# TASK TO CARRY OUT
Find each line containing the string "Имате" and return it.

# INFORMATION PROVIDED

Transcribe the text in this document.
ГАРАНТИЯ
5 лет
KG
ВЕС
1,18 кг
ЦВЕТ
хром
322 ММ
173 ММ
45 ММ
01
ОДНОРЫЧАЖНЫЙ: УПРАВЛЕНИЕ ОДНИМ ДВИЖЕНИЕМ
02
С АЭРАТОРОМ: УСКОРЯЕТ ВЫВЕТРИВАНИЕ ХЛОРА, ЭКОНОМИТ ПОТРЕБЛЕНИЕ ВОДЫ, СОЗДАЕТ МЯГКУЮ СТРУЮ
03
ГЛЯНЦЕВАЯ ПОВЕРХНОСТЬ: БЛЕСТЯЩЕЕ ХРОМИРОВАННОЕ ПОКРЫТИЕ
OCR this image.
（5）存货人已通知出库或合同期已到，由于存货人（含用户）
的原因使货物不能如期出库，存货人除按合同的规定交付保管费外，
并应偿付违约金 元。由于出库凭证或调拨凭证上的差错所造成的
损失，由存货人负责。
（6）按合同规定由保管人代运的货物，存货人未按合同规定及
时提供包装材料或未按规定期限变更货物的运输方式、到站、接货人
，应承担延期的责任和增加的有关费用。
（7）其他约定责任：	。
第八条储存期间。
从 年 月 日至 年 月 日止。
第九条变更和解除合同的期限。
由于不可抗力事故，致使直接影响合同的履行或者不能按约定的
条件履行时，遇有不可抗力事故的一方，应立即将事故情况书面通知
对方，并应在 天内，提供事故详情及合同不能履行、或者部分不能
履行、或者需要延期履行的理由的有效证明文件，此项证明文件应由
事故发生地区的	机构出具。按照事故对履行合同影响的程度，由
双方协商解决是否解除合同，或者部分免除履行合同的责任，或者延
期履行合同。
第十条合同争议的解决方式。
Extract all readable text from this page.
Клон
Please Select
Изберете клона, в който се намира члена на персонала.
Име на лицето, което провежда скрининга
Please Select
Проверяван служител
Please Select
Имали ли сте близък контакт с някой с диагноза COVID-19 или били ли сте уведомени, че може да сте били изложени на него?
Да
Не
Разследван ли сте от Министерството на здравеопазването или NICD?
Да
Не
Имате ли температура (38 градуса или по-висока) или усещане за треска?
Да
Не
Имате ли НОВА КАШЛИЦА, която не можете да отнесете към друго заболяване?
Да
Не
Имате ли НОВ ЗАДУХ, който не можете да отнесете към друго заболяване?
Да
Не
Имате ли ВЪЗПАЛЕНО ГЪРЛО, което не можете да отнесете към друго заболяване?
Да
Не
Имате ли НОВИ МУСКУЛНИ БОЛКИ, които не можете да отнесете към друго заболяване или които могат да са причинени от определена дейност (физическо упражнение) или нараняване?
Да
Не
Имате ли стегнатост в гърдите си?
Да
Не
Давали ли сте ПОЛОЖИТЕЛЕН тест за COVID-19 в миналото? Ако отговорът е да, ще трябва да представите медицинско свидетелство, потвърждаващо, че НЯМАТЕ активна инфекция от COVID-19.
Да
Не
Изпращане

# EXPECTED ANSWER
Имате ли температура (38 градуса или по-висока) или усещане за треска?
Имате ли НОВА КАШЛИЦА, която не можете да отнесете към друго заболяване?
Имате ли НОВ ЗАДУХ, който не можете да отнесете към друго заболяване?
Имате ли ВЪЗПАЛЕНО ГЪРЛО, което не можете да отнесете към друго заболяване?
Имате ли НОВИ МУСКУЛНИ БОЛКИ, които не можете да отнесете към друго заболяване или които могат да са причинени от определена дейност (физическо упражнение) или нараняване?
Имате ли стегнатост в гърдите си?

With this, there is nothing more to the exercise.